SHORT PROBLEM: Reproduce every line of the items below verbatim, making no changes of any kind.

ENTRIES SUPPLIED:
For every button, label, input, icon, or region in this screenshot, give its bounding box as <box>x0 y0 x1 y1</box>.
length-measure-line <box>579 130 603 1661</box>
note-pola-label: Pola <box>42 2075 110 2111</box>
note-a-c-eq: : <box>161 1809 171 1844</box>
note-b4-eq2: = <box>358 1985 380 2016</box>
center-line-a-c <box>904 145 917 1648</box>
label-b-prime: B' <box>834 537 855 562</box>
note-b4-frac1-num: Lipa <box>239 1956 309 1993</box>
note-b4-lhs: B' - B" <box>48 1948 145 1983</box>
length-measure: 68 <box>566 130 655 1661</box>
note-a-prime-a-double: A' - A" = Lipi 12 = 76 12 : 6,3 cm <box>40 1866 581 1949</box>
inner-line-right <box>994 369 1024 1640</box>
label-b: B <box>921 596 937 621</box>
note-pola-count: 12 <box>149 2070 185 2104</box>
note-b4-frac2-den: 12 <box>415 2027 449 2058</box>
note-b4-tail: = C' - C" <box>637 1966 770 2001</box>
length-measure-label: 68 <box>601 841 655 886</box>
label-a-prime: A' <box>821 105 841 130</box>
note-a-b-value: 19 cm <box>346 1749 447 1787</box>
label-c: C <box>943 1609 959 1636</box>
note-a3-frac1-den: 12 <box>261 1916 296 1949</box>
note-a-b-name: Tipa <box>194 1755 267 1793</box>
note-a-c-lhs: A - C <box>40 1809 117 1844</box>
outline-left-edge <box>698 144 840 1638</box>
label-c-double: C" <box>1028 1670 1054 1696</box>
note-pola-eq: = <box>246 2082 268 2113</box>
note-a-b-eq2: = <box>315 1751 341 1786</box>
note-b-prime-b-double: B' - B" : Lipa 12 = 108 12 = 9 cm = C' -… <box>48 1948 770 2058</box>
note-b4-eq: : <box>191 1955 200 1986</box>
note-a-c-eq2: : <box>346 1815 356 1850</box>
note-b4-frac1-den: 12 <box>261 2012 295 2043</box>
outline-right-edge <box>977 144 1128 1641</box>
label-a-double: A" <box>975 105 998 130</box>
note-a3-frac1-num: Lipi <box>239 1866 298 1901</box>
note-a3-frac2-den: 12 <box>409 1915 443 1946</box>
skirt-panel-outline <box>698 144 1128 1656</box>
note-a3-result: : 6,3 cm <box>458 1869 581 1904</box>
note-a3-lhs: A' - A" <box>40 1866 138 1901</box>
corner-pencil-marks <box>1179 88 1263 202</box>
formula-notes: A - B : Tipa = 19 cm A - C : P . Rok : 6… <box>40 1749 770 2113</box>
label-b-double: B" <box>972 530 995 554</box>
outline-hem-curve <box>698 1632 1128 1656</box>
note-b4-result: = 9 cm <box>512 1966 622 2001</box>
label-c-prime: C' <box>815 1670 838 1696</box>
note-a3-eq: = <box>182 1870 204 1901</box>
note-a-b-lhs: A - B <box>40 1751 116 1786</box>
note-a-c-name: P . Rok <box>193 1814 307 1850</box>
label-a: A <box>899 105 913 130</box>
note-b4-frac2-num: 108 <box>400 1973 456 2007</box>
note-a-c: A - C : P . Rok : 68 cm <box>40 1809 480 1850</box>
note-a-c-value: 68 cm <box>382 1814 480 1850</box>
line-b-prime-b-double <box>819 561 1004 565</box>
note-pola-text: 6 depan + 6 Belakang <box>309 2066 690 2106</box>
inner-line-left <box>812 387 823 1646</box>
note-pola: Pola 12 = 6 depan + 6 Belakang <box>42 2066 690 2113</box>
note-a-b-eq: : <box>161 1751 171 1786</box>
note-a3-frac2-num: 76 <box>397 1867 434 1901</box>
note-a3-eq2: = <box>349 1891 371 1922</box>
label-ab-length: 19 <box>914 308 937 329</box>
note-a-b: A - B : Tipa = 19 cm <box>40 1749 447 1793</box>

CORRECT RESPONSE:
For every button, label, input, icon, or region in this screenshot, give its bounding box as <box>x0 y0 x1 y1</box>.
length-measure-line <box>579 130 603 1661</box>
note-pola-label: Pola <box>42 2075 110 2111</box>
note-a-c-eq: : <box>161 1809 171 1844</box>
note-b4-eq2: = <box>358 1985 380 2016</box>
center-line-a-c <box>904 145 917 1648</box>
label-b-prime: B' <box>834 537 855 562</box>
note-b4-frac1-num: Lipa <box>239 1956 309 1993</box>
note-b4-lhs: B' - B" <box>48 1948 145 1983</box>
length-measure: 68 <box>566 130 655 1661</box>
note-a-prime-a-double: A' - A" = Lipi 12 = 76 12 : 6,3 cm <box>40 1866 581 1949</box>
inner-line-right <box>994 369 1024 1640</box>
label-b: B <box>921 596 937 621</box>
note-pola-count: 12 <box>149 2070 185 2104</box>
note-b4-frac2-den: 12 <box>415 2027 449 2058</box>
note-b4-tail: = C' - C" <box>637 1966 770 2001</box>
length-measure-label: 68 <box>601 841 655 886</box>
label-a-prime: A' <box>821 105 841 130</box>
note-a-b-value: 19 cm <box>346 1749 447 1787</box>
label-c: C <box>943 1609 959 1636</box>
note-a3-frac1-den: 12 <box>261 1916 296 1949</box>
note-a-b-name: Tipa <box>194 1755 267 1793</box>
note-a-c-lhs: A - C <box>40 1809 117 1844</box>
outline-left-edge <box>698 144 840 1638</box>
label-c-double: C" <box>1028 1670 1054 1696</box>
note-pola-eq: = <box>246 2082 268 2113</box>
note-a-b-eq2: = <box>315 1751 341 1786</box>
note-b-prime-b-double: B' - B" : Lipa 12 = 108 12 = 9 cm = C' -… <box>48 1948 770 2058</box>
note-b4-eq: : <box>191 1955 200 1986</box>
note-a-c-eq2: : <box>346 1815 356 1850</box>
note-b4-frac1-den: 12 <box>261 2012 295 2043</box>
outline-right-edge <box>977 144 1128 1641</box>
label-a-double: A" <box>975 105 998 130</box>
note-a3-frac1-num: Lipi <box>239 1866 298 1901</box>
note-a3-frac2-den: 12 <box>409 1915 443 1946</box>
skirt-panel-outline <box>698 144 1128 1656</box>
note-a3-result: : 6,3 cm <box>458 1869 581 1904</box>
note-a3-lhs: A' - A" <box>40 1866 138 1901</box>
corner-pencil-marks <box>1179 88 1263 202</box>
formula-notes: A - B : Tipa = 19 cm A - C : P . Rok : 6… <box>40 1749 770 2113</box>
label-b-double: B" <box>972 530 995 554</box>
outline-hem-curve <box>698 1632 1128 1656</box>
note-b4-result: = 9 cm <box>512 1966 622 2001</box>
label-c-prime: C' <box>815 1670 838 1696</box>
note-a3-eq: = <box>182 1870 204 1901</box>
note-a-b-lhs: A - B <box>40 1751 116 1786</box>
note-a-c-name: P . Rok <box>193 1814 307 1850</box>
label-a: A <box>899 105 913 130</box>
note-b4-frac2-num: 108 <box>400 1973 456 2007</box>
note-a-c: A - C : P . Rok : 68 cm <box>40 1809 480 1850</box>
note-a-c-value: 68 cm <box>382 1814 480 1850</box>
line-b-prime-b-double <box>819 561 1004 565</box>
note-pola-text: 6 depan + 6 Belakang <box>309 2066 690 2106</box>
inner-line-left <box>812 387 823 1646</box>
note-pola: Pola 12 = 6 depan + 6 Belakang <box>42 2066 690 2113</box>
note-a-b-eq: : <box>161 1751 171 1786</box>
note-a3-frac2-num: 76 <box>397 1867 434 1901</box>
note-a3-eq2: = <box>349 1891 371 1922</box>
label-ab-length: 19 <box>914 308 937 329</box>
note-a-b: A - B : Tipa = 19 cm <box>40 1749 447 1793</box>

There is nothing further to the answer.